(Items listed in a dataset)
┄┄┄┄┄┄

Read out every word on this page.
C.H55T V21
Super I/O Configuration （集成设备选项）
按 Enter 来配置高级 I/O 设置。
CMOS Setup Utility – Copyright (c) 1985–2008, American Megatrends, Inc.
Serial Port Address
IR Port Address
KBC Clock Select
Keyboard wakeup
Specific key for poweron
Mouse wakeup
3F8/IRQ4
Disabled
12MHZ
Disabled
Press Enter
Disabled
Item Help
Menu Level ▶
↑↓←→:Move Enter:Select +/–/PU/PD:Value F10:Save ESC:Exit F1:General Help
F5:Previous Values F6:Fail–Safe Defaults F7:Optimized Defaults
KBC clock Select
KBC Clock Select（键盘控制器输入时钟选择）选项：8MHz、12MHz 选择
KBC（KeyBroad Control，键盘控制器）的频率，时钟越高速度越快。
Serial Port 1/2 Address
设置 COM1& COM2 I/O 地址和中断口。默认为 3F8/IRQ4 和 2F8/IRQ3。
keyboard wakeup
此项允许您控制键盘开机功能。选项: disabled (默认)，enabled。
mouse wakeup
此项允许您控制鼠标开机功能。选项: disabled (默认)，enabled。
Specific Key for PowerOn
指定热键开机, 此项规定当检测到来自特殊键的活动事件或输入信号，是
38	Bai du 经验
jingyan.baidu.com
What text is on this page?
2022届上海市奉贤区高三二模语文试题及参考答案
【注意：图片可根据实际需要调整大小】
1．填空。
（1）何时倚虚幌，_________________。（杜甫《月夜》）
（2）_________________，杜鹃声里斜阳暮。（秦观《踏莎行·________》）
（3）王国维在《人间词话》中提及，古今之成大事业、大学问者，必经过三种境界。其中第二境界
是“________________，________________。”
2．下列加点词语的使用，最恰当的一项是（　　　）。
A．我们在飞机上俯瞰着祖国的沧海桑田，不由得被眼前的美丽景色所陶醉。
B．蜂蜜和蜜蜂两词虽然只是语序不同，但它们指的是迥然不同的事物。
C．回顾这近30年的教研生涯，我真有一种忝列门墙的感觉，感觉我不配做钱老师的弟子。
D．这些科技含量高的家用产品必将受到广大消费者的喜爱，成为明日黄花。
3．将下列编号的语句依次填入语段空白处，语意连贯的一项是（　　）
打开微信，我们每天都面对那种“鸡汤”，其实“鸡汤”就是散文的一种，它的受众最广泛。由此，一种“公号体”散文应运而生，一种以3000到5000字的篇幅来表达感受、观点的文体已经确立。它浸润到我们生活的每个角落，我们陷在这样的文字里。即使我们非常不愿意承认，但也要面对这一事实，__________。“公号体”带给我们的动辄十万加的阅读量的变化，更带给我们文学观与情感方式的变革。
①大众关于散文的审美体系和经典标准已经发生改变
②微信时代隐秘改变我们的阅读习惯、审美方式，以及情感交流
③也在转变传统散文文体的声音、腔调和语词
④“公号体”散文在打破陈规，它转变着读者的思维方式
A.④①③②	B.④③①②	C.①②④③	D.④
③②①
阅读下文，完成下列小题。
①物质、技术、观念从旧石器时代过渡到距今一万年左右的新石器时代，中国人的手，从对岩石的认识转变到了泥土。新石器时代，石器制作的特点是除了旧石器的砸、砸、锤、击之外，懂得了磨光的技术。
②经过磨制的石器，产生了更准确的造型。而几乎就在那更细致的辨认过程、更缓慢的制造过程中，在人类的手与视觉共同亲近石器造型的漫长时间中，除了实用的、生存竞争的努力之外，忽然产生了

┄┄┄┄┄┄

Report each line in the preceding entries that holds the string "wakeup".

§ Task result
Keyboard wakeup
Mouse wakeup
keyboard wakeup
mouse wakeup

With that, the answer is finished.